• [PROBLEM]
For every line in the data below that contains "object", copy the line.

● ● ● ● ● ● ●

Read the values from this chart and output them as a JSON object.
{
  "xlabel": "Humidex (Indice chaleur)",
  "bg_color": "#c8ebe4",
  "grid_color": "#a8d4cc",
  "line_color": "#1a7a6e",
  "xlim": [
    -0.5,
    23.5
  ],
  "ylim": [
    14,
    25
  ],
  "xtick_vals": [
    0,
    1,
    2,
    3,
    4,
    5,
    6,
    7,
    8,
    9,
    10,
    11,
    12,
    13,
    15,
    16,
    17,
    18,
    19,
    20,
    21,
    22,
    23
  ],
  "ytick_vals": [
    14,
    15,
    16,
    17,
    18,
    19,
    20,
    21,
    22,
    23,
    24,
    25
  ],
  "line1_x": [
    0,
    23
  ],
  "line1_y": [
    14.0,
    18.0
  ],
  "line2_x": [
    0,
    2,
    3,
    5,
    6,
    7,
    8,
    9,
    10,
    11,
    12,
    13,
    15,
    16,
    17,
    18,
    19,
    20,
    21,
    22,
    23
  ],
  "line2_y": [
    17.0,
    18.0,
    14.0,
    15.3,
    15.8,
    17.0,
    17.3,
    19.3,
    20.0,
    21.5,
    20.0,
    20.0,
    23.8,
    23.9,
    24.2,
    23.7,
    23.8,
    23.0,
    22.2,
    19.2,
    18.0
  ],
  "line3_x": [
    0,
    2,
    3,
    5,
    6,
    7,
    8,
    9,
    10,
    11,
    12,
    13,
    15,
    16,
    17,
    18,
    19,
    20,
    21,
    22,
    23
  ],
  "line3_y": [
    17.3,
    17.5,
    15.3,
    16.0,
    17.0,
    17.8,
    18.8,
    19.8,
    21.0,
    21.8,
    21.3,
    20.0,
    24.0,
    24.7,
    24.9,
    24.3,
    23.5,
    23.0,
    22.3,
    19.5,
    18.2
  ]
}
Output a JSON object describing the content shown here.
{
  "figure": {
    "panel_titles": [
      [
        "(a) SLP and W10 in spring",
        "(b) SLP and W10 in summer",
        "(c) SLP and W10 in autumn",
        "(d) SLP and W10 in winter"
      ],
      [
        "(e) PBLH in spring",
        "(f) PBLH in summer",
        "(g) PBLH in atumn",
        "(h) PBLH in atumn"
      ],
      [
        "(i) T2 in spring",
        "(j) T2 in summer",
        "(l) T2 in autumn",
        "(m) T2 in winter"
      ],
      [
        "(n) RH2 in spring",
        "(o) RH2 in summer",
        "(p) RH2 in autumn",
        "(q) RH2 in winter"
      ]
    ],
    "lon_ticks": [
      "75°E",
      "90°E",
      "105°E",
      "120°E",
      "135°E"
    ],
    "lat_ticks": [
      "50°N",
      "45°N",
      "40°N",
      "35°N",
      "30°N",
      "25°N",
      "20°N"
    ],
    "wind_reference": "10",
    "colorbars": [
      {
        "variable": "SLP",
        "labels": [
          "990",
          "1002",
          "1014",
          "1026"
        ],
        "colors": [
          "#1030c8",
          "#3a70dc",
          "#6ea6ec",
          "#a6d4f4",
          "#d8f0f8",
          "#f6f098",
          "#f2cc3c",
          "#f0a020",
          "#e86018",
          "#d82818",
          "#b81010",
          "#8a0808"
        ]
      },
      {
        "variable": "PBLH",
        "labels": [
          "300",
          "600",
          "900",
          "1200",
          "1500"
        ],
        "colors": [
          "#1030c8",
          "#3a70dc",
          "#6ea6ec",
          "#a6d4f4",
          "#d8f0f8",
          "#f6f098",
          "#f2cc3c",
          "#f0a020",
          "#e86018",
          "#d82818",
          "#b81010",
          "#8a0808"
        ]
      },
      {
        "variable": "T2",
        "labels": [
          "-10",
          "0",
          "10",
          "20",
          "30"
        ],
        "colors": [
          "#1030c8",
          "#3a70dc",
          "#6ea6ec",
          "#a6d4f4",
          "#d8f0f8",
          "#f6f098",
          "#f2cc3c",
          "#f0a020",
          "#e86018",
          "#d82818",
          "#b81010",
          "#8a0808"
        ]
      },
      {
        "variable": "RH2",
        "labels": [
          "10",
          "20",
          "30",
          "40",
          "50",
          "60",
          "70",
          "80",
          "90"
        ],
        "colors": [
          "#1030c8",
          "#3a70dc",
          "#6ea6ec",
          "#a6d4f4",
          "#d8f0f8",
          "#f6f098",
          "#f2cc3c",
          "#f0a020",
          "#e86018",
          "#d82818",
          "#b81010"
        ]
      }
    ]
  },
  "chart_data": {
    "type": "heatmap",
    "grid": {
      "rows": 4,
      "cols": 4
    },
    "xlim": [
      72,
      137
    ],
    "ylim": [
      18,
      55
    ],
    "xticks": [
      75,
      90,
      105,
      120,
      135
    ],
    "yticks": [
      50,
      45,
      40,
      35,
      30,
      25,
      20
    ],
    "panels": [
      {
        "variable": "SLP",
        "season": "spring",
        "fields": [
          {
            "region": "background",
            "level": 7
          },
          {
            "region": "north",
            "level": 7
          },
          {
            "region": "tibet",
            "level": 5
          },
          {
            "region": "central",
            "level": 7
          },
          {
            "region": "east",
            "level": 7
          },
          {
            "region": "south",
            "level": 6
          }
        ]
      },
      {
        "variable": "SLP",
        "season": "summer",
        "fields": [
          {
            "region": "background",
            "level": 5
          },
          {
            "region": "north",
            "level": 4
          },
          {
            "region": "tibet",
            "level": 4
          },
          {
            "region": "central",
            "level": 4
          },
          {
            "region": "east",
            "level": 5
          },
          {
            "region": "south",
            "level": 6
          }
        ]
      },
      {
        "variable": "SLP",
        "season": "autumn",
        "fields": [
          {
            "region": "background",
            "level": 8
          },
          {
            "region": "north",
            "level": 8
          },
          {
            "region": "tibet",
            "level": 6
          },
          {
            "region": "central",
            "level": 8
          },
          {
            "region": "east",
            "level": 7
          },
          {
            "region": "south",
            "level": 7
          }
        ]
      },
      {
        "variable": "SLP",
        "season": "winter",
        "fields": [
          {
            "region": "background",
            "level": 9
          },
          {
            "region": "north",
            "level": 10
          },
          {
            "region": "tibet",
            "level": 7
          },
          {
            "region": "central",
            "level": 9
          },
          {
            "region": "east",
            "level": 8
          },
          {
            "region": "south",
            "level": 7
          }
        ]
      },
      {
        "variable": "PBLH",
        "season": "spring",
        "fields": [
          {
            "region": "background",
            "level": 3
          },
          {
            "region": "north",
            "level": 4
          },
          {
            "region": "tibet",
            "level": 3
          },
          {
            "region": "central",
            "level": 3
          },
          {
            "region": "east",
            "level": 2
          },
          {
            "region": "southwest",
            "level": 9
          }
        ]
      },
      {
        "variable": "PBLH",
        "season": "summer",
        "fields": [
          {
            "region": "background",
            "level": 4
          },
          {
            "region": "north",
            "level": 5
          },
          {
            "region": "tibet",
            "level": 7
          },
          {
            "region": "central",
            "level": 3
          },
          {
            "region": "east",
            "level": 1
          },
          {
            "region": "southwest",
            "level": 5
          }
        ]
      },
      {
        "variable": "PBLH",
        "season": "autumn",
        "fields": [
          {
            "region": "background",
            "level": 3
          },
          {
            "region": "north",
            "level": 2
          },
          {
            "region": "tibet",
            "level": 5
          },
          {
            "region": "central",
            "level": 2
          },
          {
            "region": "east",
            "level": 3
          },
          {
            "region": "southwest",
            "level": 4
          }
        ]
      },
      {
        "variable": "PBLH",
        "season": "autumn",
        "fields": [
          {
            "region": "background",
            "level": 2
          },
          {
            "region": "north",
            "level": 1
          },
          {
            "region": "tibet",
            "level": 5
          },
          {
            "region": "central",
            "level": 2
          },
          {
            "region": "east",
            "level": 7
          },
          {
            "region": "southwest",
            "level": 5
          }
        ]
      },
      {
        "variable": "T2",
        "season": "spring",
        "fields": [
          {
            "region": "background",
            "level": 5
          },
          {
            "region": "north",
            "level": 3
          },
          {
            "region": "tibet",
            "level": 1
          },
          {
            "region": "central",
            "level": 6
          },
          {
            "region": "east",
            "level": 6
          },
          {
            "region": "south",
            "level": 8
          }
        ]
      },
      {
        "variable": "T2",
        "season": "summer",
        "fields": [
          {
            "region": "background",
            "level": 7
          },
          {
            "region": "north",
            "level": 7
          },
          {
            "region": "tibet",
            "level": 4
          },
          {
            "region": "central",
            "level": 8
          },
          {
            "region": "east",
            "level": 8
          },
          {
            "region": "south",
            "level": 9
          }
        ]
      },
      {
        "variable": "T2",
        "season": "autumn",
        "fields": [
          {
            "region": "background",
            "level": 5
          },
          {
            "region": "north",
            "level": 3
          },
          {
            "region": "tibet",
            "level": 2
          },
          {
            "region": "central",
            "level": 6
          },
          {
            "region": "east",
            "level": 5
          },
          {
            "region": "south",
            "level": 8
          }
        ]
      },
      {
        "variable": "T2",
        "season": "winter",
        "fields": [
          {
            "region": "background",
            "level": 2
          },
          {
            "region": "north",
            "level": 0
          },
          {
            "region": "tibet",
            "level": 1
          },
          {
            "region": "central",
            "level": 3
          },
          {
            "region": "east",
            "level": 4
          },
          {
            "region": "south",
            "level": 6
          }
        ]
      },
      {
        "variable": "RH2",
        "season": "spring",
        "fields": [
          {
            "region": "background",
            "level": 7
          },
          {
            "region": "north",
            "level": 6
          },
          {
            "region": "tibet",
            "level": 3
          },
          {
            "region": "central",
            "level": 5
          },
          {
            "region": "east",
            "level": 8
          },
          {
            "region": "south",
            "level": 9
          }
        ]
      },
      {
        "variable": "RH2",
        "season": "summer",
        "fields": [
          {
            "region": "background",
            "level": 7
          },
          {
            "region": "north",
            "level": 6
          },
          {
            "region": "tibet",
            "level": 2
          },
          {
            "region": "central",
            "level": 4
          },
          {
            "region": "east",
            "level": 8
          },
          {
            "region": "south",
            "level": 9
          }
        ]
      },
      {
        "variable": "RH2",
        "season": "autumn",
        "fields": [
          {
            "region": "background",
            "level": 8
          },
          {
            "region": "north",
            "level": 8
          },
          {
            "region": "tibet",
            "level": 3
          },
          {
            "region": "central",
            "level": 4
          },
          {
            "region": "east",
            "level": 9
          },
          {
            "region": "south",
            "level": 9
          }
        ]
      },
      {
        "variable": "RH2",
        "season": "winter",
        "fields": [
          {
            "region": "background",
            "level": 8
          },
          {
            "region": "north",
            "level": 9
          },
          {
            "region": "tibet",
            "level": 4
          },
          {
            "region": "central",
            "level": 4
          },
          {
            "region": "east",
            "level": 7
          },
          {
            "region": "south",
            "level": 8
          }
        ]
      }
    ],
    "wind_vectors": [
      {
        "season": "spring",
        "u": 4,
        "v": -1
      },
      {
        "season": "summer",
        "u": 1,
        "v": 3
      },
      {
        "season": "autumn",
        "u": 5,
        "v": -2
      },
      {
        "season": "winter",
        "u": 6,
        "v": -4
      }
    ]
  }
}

● ● ● ● ● ● ●

• [TASK SOLUTION]
Read the values from this chart and output them as a JSON object.
Output a JSON object describing the content shown here.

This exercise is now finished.